REQUIRED TASK
Transcribe the material in full. Nothing should differ except that the pictures are left out.

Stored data
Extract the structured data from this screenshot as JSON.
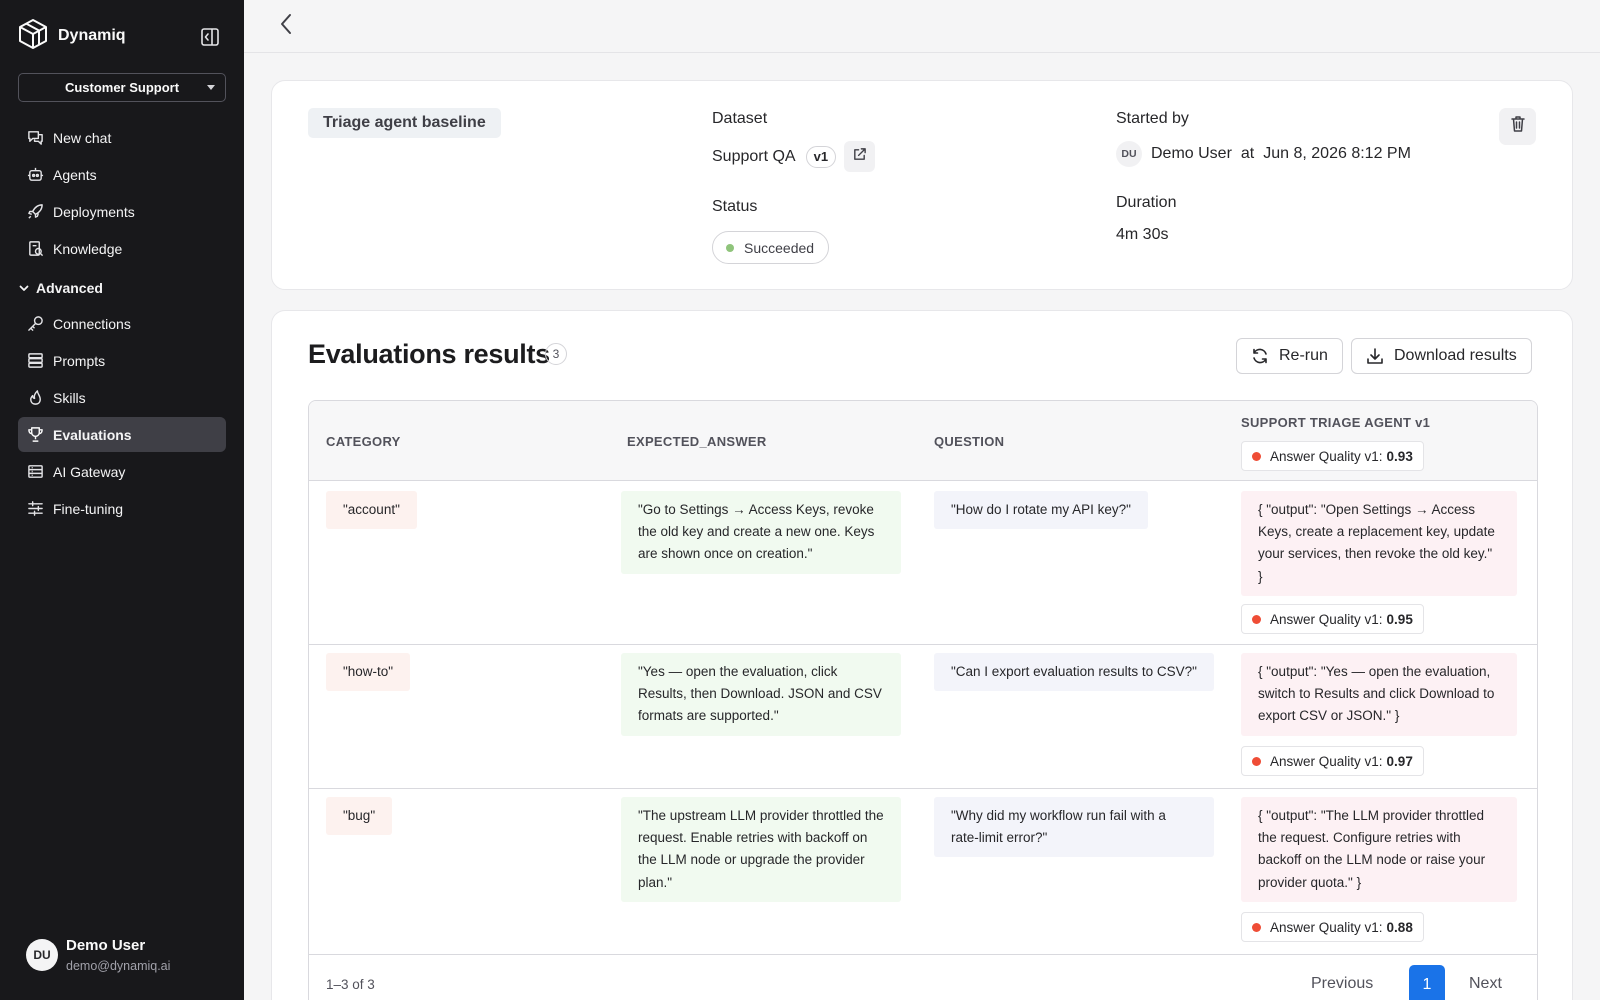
{
  "sidebar": {
    "brand": "Dynamiq",
    "org": "Customer Support",
    "items": [
      {
        "label": "New chat",
        "icon": "chat-icon"
      },
      {
        "label": "Agents",
        "icon": "agent-icon"
      },
      {
        "label": "Deployments",
        "icon": "rocket-icon"
      },
      {
        "label": "Knowledge",
        "icon": "knowledge-icon"
      }
    ],
    "section": "Advanced",
    "advanced_items": [
      {
        "label": "Connections",
        "icon": "key-icon"
      },
      {
        "label": "Prompts",
        "icon": "prompts-icon"
      },
      {
        "label": "Skills",
        "icon": "skills-icon"
      },
      {
        "label": "Evaluations",
        "icon": "trophy-icon",
        "active": true
      },
      {
        "label": "AI Gateway",
        "icon": "gateway-icon"
      },
      {
        "label": "Fine-tuning",
        "icon": "sliders-icon"
      }
    ],
    "user": {
      "initials": "DU",
      "name": "Demo User",
      "email": "demo@dynamiq.ai"
    }
  },
  "summary": {
    "title": "Triage agent baseline",
    "dataset_label": "Dataset",
    "dataset_name": "Support QA",
    "dataset_version": "v1",
    "status_label": "Status",
    "status": "Succeeded",
    "started_by_label": "Started by",
    "started_by_initials": "DU",
    "started_by_name": "Demo User",
    "at_label": "at",
    "started_at": "Jun 8, 2026 8:12 PM",
    "duration_label": "Duration",
    "duration": "4m 30s"
  },
  "evaluations": {
    "title": "Evaluations results",
    "count": "3",
    "rerun_label": "Re-run",
    "download_label": "Download results",
    "columns": [
      "CATEGORY",
      "EXPECTED_ANSWER",
      "QUESTION",
      "SUPPORT TRIAGE AGENT v1"
    ],
    "header_metric": {
      "label": "Answer Quality v1:",
      "value": "0.93"
    },
    "rows": [
      {
        "category": "\"account\"",
        "expected_answer": "\"Go to Settings → Access Keys, revoke the old key and create a new one. Keys are shown once on creation.\"",
        "question": "\"How do I rotate my API key?\"",
        "output": "{ \"output\": \"Open Settings → Access Keys, create a replacement key, update your services, then revoke the old key.\" }",
        "metric_label": "Answer Quality v1:",
        "metric_value": "0.95"
      },
      {
        "category": "\"how-to\"",
        "expected_answer": "\"Yes — open the evaluation, click Results, then Download. JSON and CSV formats are supported.\"",
        "question": "\"Can I export evaluation results to CSV?\"",
        "output": "{ \"output\": \"Yes — open the evaluation, switch to Results and click Download to export CSV or JSON.\" }",
        "metric_label": "Answer Quality v1:",
        "metric_value": "0.97"
      },
      {
        "category": "\"bug\"",
        "expected_answer": "\"The upstream LLM provider throttled the request. Enable retries with backoff on the LLM node or upgrade the provider plan.\"",
        "question": "\"Why did my workflow run fail with a rate-limit error?\"",
        "output": "{ \"output\": \"The LLM provider throttled the request. Configure retries with backoff on the LLM node or raise your provider quota.\" }",
        "metric_label": "Answer Quality v1:",
        "metric_value": "0.88"
      }
    ],
    "range": "1–3 of 3",
    "prev_label": "Previous",
    "current_page": "1",
    "next_label": "Next"
  },
  "colors": {
    "sidebar_bg": "#18181b",
    "active_item_bg": "#3f3f46",
    "status_success": "#8fc47b",
    "metric_dot": "#ef4d36",
    "primary": "#1a73e8"
  }
}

WRITTEN RESPONSE
Extract the structured data from this screenshot as JSON.
{
  "sidebar": {
    "brand": "Dynamiq",
    "org": "Customer Support",
    "items": [
      {
        "label": "New chat",
        "icon": "chat-icon"
      },
      {
        "label": "Agents",
        "icon": "agent-icon"
      },
      {
        "label": "Deployments",
        "icon": "rocket-icon"
      },
      {
        "label": "Knowledge",
        "icon": "knowledge-icon"
      }
    ],
    "section": "Advanced",
    "advanced_items": [
      {
        "label": "Connections",
        "icon": "key-icon"
      },
      {
        "label": "Prompts",
        "icon": "prompts-icon"
      },
      {
        "label": "Skills",
        "icon": "skills-icon"
      },
      {
        "label": "Evaluations",
        "icon": "trophy-icon",
        "active": true
      },
      {
        "label": "AI Gateway",
        "icon": "gateway-icon"
      },
      {
        "label": "Fine-tuning",
        "icon": "sliders-icon"
      }
    ],
    "user": {
      "initials": "DU",
      "name": "Demo User",
      "email": "demo@dynamiq.ai"
    }
  },
  "summary": {
    "title": "Triage agent baseline",
    "dataset_label": "Dataset",
    "dataset_name": "Support QA",
    "dataset_version": "v1",
    "status_label": "Status",
    "status": "Succeeded",
    "started_by_label": "Started by",
    "started_by_initials": "DU",
    "started_by_name": "Demo User",
    "at_label": "at",
    "started_at": "Jun 8, 2026 8:12 PM",
    "duration_label": "Duration",
    "duration": "4m 30s"
  },
  "evaluations": {
    "title": "Evaluations results",
    "count": "3",
    "rerun_label": "Re-run",
    "download_label": "Download results",
    "columns": [
      "CATEGORY",
      "EXPECTED_ANSWER",
      "QUESTION",
      "SUPPORT TRIAGE AGENT v1"
    ],
    "header_metric": {
      "label": "Answer Quality v1:",
      "value": "0.93"
    },
    "rows": [
      {
        "category": "\"account\"",
        "expected_answer": "\"Go to Settings → Access Keys, revoke the old key and create a new one. Keys are shown once on creation.\"",
        "question": "\"How do I rotate my API key?\"",
        "output": "{ \"output\": \"Open Settings → Access Keys, create a replacement key, update your services, then revoke the old key.\" }",
        "metric_label": "Answer Quality v1:",
        "metric_value": "0.95"
      },
      {
        "category": "\"how-to\"",
        "expected_answer": "\"Yes — open the evaluation, click Results, then Download. JSON and CSV formats are supported.\"",
        "question": "\"Can I export evaluation results to CSV?\"",
        "output": "{ \"output\": \"Yes — open the evaluation, switch to Results and click Download to export CSV or JSON.\" }",
        "metric_label": "Answer Quality v1:",
        "metric_value": "0.97"
      },
      {
        "category": "\"bug\"",
        "expected_answer": "\"The upstream LLM provider throttled the request. Enable retries with backoff on the LLM node or upgrade the provider plan.\"",
        "question": "\"Why did my workflow run fail with a rate-limit error?\"",
        "output": "{ \"output\": \"The LLM provider throttled the request. Configure retries with backoff on the LLM node or raise your provider quota.\" }",
        "metric_label": "Answer Quality v1:",
        "metric_value": "0.88"
      }
    ],
    "range": "1–3 of 3",
    "prev_label": "Previous",
    "current_page": "1",
    "next_label": "Next"
  },
  "colors": {
    "sidebar_bg": "#18181b",
    "active_item_bg": "#3f3f46",
    "status_success": "#8fc47b",
    "metric_dot": "#ef4d36",
    "primary": "#1a73e8"
  }
}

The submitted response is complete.